# Problem:
All of the data should be repeated exactly; pictures are not part of the copy.
○ ○ ○ ○ ○ ○ ○
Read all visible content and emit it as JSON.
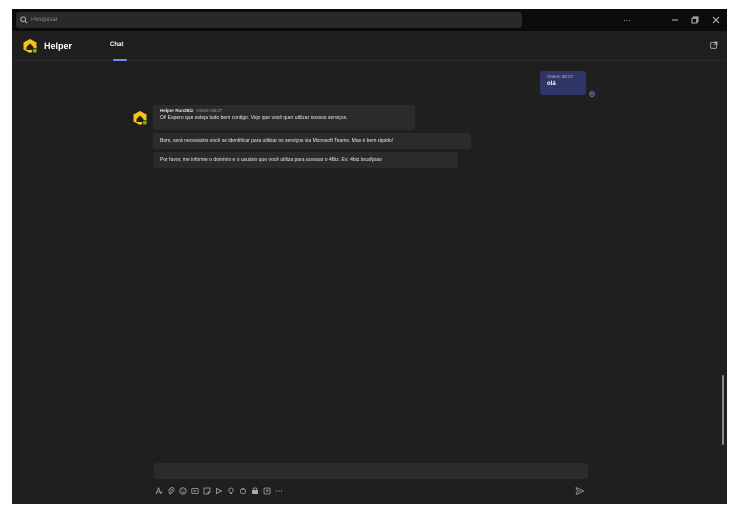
{
  "titlebar": {
    "search_placeholder": "Pesquisar",
    "controls": [
      "more",
      "minimize",
      "restore",
      "close"
    ]
  },
  "app": {
    "name": "Helper",
    "tabs": [
      {
        "label": "Chat",
        "active": true
      }
    ]
  },
  "messages": {
    "sent": {
      "time": "Ontem 08:27",
      "text": "olá"
    },
    "bot": {
      "sender": "Helper Run2Biz",
      "time": "Ontem 08:27",
      "lines": [
        "Oi! Espero que esteja tudo bem contigo. Vejo que você quer utilizar nossos serviços.",
        "Bom, será necessário você se identificar para utilizar os serviços via Microsoft Teams. Mas é bem rápido!",
        "Por favor, me informe o domínio e o usuário que você utiliza para acessar o 4Biz. Ex: 4biz.local\\joao"
      ]
    }
  },
  "compose": {
    "placeholder": "",
    "tools": [
      "format-icon",
      "attach-icon",
      "emoji-icon",
      "gif-icon",
      "sticker-icon",
      "praise-icon",
      "bulb-icon",
      "loop-icon",
      "approvals-icon",
      "apps-icon",
      "more-icon"
    ]
  },
  "colors": {
    "background": "#1f1f1f",
    "titlebar": "#0b0b0b",
    "bubble": "#2b2b2b",
    "sent_bubble": "#2f3566",
    "accent": "#7f85f5",
    "logo_yellow": "#f5c518",
    "status_green": "#6bb700"
  }
}
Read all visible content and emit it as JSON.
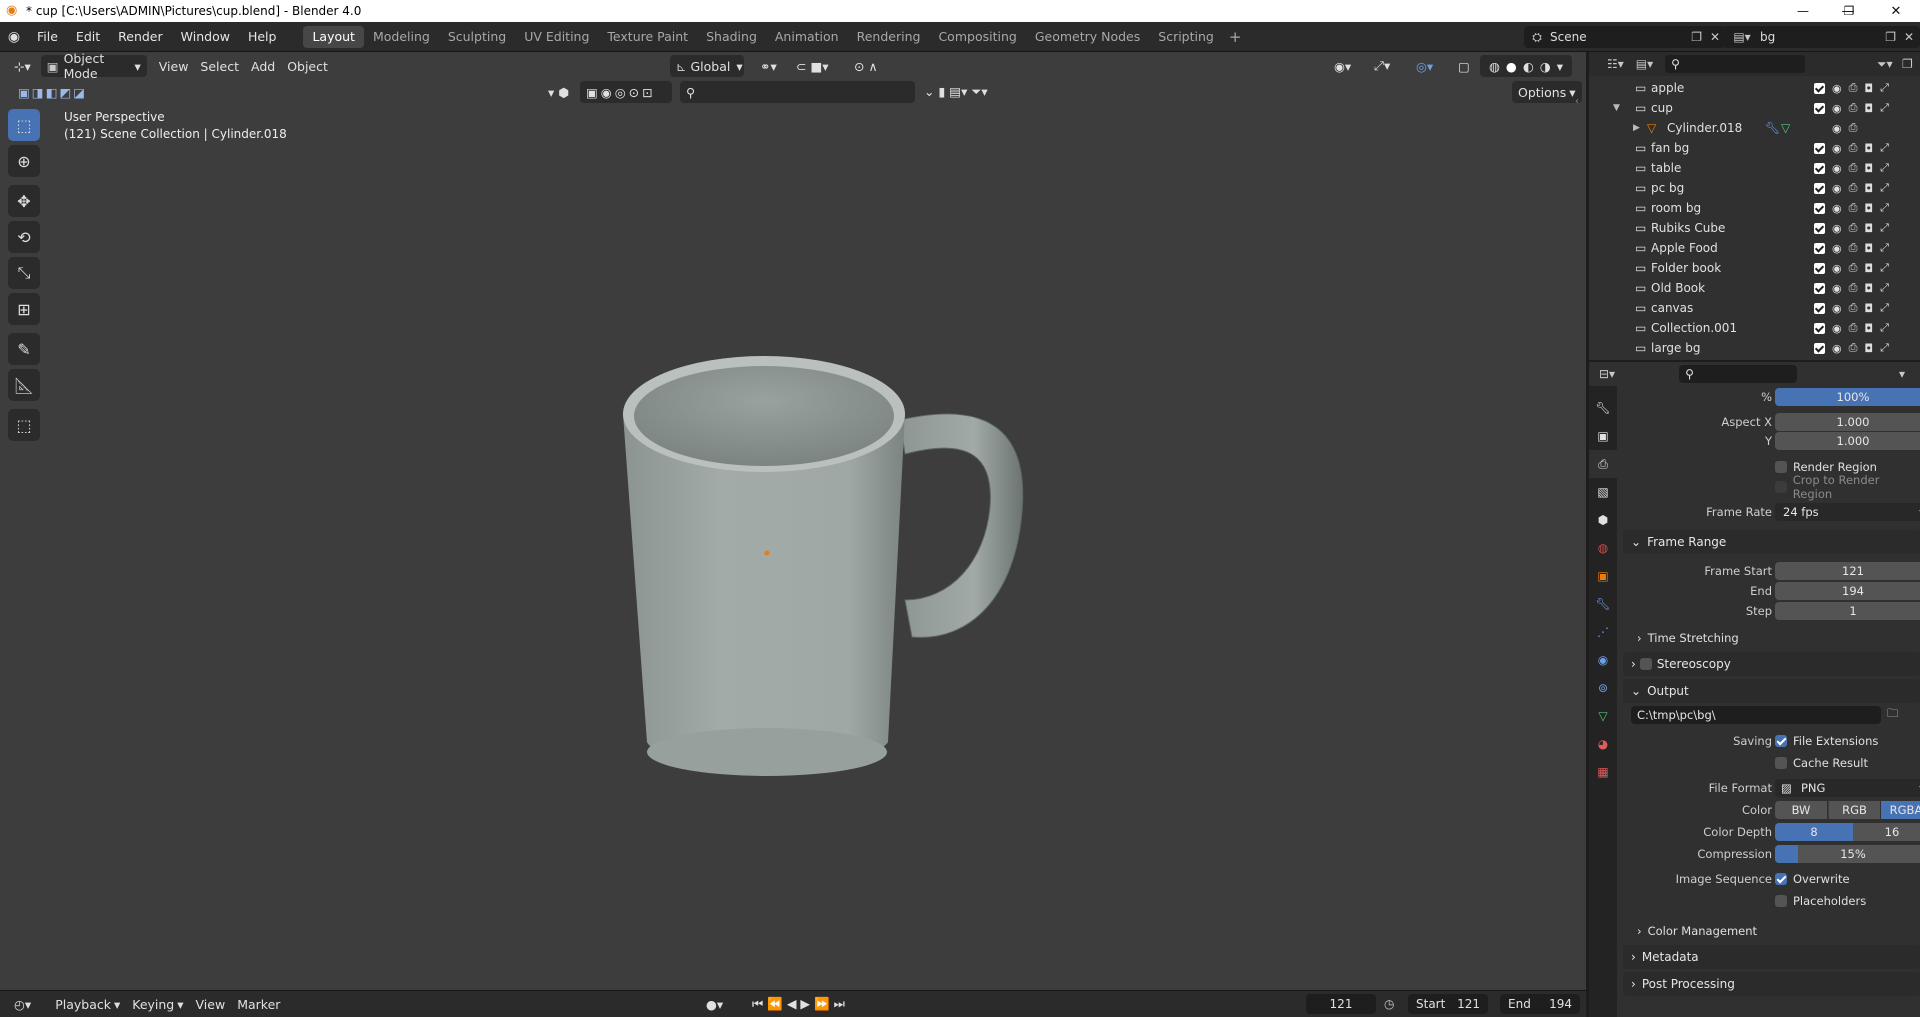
○ ○ ○ ○ ○ ○ ○
# Exercise result:
Read all visible content and emit it as JSON.
{
  "titlebar": {
    "search_placeholder": "Pesquisar",
    "controls": [
      "more",
      "minimize",
      "restore",
      "close"
    ]
  },
  "app": {
    "name": "Helper",
    "tabs": [
      {
        "label": "Chat",
        "active": true
      }
    ]
  },
  "messages": {
    "sent": {
      "time": "Ontem 08:27",
      "text": "olá"
    },
    "bot": {
      "sender": "Helper Run2Biz",
      "time": "Ontem 08:27",
      "lines": [
        "Oi! Espero que esteja tudo bem contigo. Vejo que você quer utilizar nossos serviços.",
        "Bom, será necessário você se identificar para utilizar os serviços via Microsoft Teams. Mas é bem rápido!",
        "Por favor, me informe o domínio e o usuário que você utiliza para acessar o 4Biz. Ex: 4biz.local\\joao"
      ]
    }
  },
  "compose": {
    "placeholder": "",
    "tools": [
      "format-icon",
      "attach-icon",
      "emoji-icon",
      "gif-icon",
      "sticker-icon",
      "praise-icon",
      "bulb-icon",
      "loop-icon",
      "approvals-icon",
      "apps-icon",
      "more-icon"
    ]
  },
  "colors": {
    "background": "#1f1f1f",
    "titlebar": "#0b0b0b",
    "bubble": "#2b2b2b",
    "sent_bubble": "#2f3566",
    "accent": "#7f85f5",
    "logo_yellow": "#f5c518",
    "status_green": "#6bb700"
  }
}
Read all visible content and emit it as JSON.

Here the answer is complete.